**INSTRUCTION 1**
Please decide whether each statement below agrees with the post about the drawing chosen for the Ukrainian Google page, answering yes or no and quoting the text's deciding words. (a) The woman in the drawing is shown in modern clothing. (b) The post says Ukrainian churches are white. (c) The post says religion plays a major role in the lives of most Ukrainians.
**INSTRUCTION 2**
Carry on the post about the Ukrainian Google drawing from the point where it stops.

**DOCUMENT SECTION**
The following drawing won the competition for the best image that should represent Ukraine on the Ukrainian Google page:
The whole thing is just offensive. I have the following questions to ask of the creators of this monstrosity:
1) Why is a church positioned right in the midst of the picture? Religion plays a very insignificant role in the lives of the absolute majority of Ukrainians.
2) Why is the church Russian Orthodox and why is its architecture so obviously Russian? Churches in Ukraine don’t look like that, not even in the heavily Russianized Eastern part of the country. Our Ukrainian churches look very different. They are not white. If one truly needed to stick a church in there, why not use an example of the amazing Ukrainian baroque in there?
Besides, among the puny number of people in Ukraine who practice a religion, many are Catholic. This isn’t a uniformly Russian Orthodox country.
3) Why is the man wearing sharovary (the traditional folk costume that obviously has not been worn by anybody in the country for centuries)? Note that the woman has modern attire. What is the message here? That Ukrainian men are outdated and women are modern?
4) Also, why is the woman kneeling in this awkward position while the man is patting her down like a household pet? Have the creators of this crappy drawing actually met any Ukrainian families? Historically, this kind of dynamic never existed in Ukraine. As long as there has been Ukraine and records of its daily life have been kept, no evidence of this pathetic female subjection to the husband, the children and the church has existed.

**DATASET EXTRACT**
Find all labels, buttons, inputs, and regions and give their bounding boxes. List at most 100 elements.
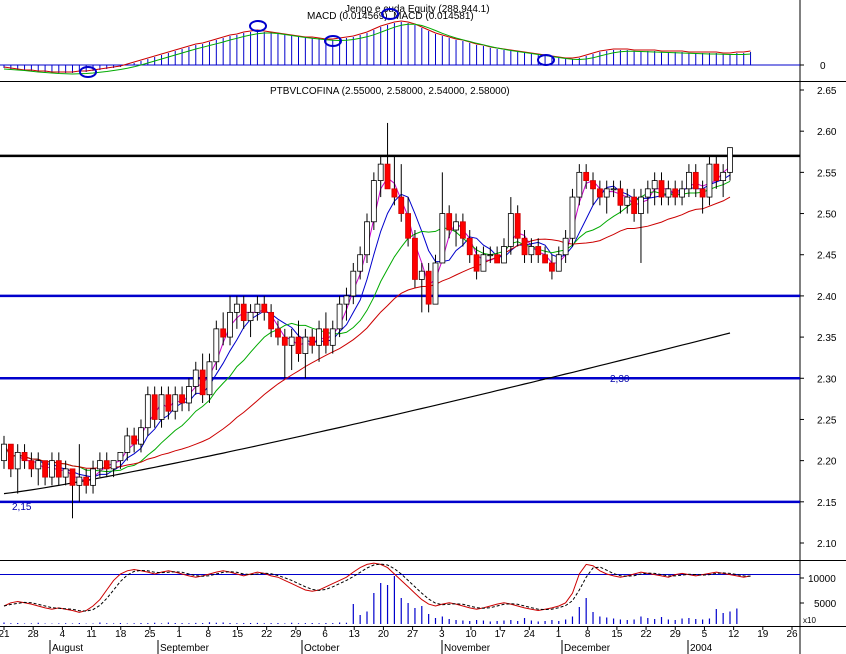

**RESULT 1**
(a) Yes: "Note that the woman has modern attire."
(b) No: "They are not white."
(c) No: "Religion plays a very insignificant role in the lives of the absolute majority of Ukrainians."

**RESULT 2**
5) Why is Ukraine presented as exclusively agrarian? The image of Ukraine as a country of peasants was promoted heavily in the USSR. Only the works of literature that were set in the country-side were allowed to be published. If, say, a 19-century author had written 5 novels set in a city and 3 short stories set in a village, only the short stories would be reprinted in the USSR and taught to school-children. This was part of a very successful effort of convincing Ukrainians that we were backwards, uncouth country bumpkins.
In reality, however, Ukraine has been industrialized for a very long time. The price we paid for that industrialization was enormously high. Millions of peasants were starved and the Ukrainian agriculture was all but destroyed. In the 1950s and 1960s, the Soviet government made efforts to retain Ukrainians in the country-side. People were not allowed to have their passports in their possession and couldn’t leave their villages. This didn’t work, however, and people of my mother’s generation fled the country-side in massive numbers.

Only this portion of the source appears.